_Problem details:_ Would you transcribe the listing that follows, character for character, and omit its images?

_Given information:_
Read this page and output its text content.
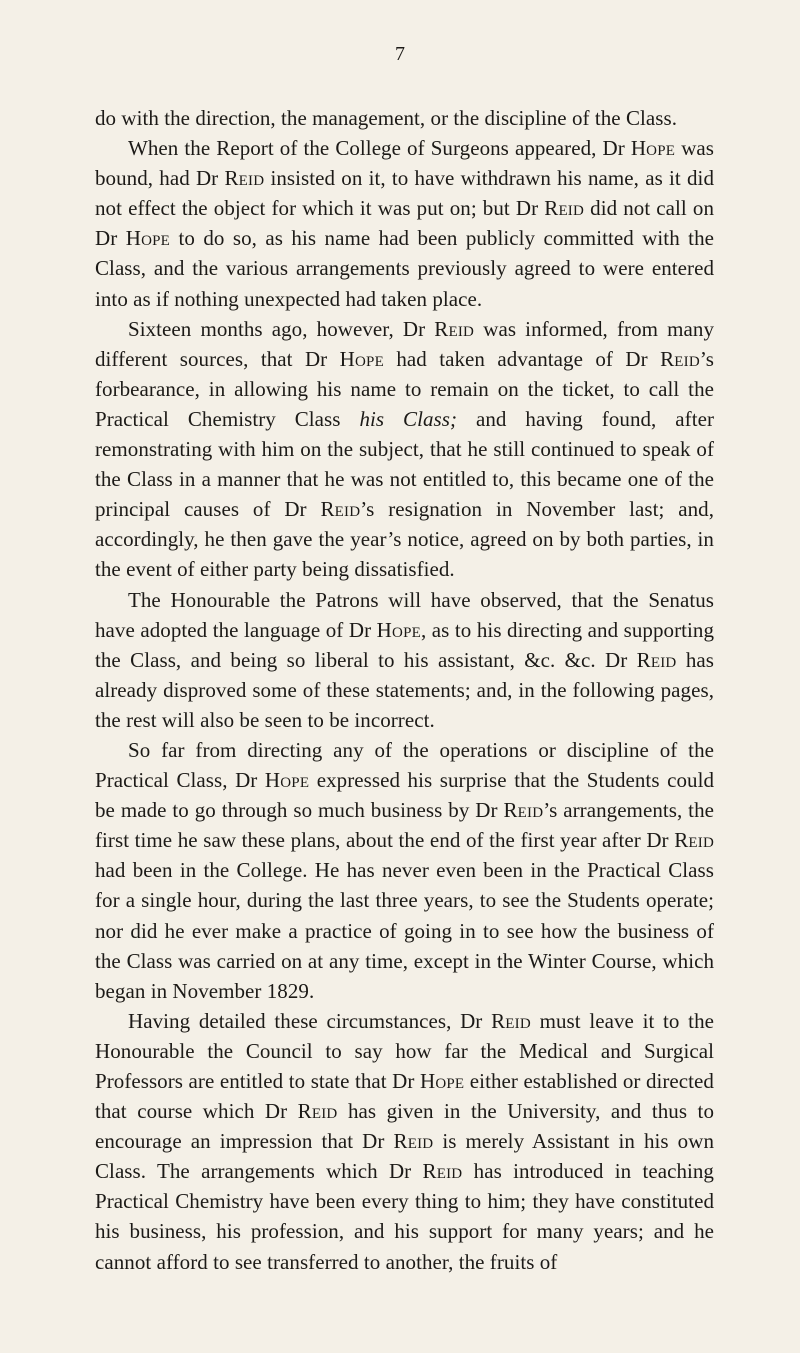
7

do with the direction, the management, or the discipline of the Class.

When the Report of the College of Surgeons appeared, Dr Hope was bound, had Dr Reid insisted on it, to have withdrawn his name, as it did not effect the object for which it was put on; but Dr Reid did not call on Dr Hope to do so, as his name had been publicly committed with the Class, and the various arrangements previously agreed to were entered into as if nothing unexpected had taken place.

Sixteen months ago, however, Dr Reid was informed, from many different sources, that Dr Hope had taken advantage of Dr Reid’s forbearance, in allowing his name to remain on the ticket, to call the Practical Chemistry Class his Class; and having found, after remonstrating with him on the subject, that he still continued to speak of the Class in a manner that he was not entitled to, this became one of the principal causes of Dr Reid’s resignation in November last; and, accordingly, he then gave the year’s notice, agreed on by both parties, in the event of either party being dissatisfied.

The Honourable the Patrons will have observed, that the Senatus have adopted the language of Dr Hope, as to his directing and supporting the Class, and being so liberal to his assistant, &c. &c. Dr Reid has already disproved some of these statements; and, in the following pages, the rest will also be seen to be incorrect.

So far from directing any of the operations or discipline of the Practical Class, Dr Hope expressed his surprise that the Students could be made to go through so much business by Dr Reid’s arrangements, the first time he saw these plans, about the end of the first year after Dr Reid had been in the College. He has never even been in the Practical Class for a single hour, during the last three years, to see the Students operate; nor did he ever make a practice of going in to see how the business of the Class was carried on at any time, except in the Winter Course, which began in November 1829.

Having detailed these circumstances, Dr Reid must leave it to the Honourable the Council to say how far the Medical and Surgical Professors are entitled to state that Dr Hope either established or directed that course which Dr Reid has given in the University, and thus to encourage an impression that Dr Reid is merely Assistant in his own Class. The arrangements which Dr Reid has introduced in teaching Practical Chemistry have been every thing to him; they have constituted his business, his profession, and his support for many years; and he cannot afford to see transferred to another, the fruits of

_Answer to the problem:_
Read this page and output its text content.
7

do with the direction, the management, or the discipline of the Class.

When the Report of the College of Surgeons appeared, Dr Hope was bound, had Dr Reid insisted on it, to have withdrawn his name, as it did not effect the object for which it was put on; but Dr Reid did not call on Dr Hope to do so, as his name had been publicly committed with the Class, and the various arrangements previously agreed to were entered into as if nothing unexpected had taken place.

Sixteen months ago, however, Dr Reid was informed, from many different sources, that Dr Hope had taken advantage of Dr Reid’s forbearance, in allowing his name to remain on the ticket, to call the Practical Chemistry Class his Class; and having found, after remonstrating with him on the subject, that he still continued to speak of the Class in a manner that he was not entitled to, this became one of the principal causes of Dr Reid’s resignation in November last; and, accordingly, he then gave the year’s notice, agreed on by both parties, in the event of either party being dissatisfied.

The Honourable the Patrons will have observed, that the Senatus have adopted the language of Dr Hope, as to his directing and supporting the Class, and being so liberal to his assistant, &c. &c. Dr Reid has already disproved some of these statements; and, in the following pages, the rest will also be seen to be incorrect.

So far from directing any of the operations or discipline of the Practical Class, Dr Hope expressed his surprise that the Students could be made to go through so much business by Dr Reid’s arrangements, the first time he saw these plans, about the end of the first year after Dr Reid had been in the College. He has never even been in the Practical Class for a single hour, during the last three years, to see the Students operate; nor did he ever make a practice of going in to see how the business of the Class was carried on at any time, except in the Winter Course, which began in November 1829.

Having detailed these circumstances, Dr Reid must leave it to the Honourable the Council to say how far the Medical and Surgical Professors are entitled to state that Dr Hope either established or directed that course which Dr Reid has given in the University, and thus to encourage an impression that Dr Reid is merely Assistant in his own Class. The arrangements which Dr Reid has introduced in teaching Practical Chemistry have been every thing to him; they have constituted his business, his profession, and his support for many years; and he cannot afford to see transferred to another, the fruits of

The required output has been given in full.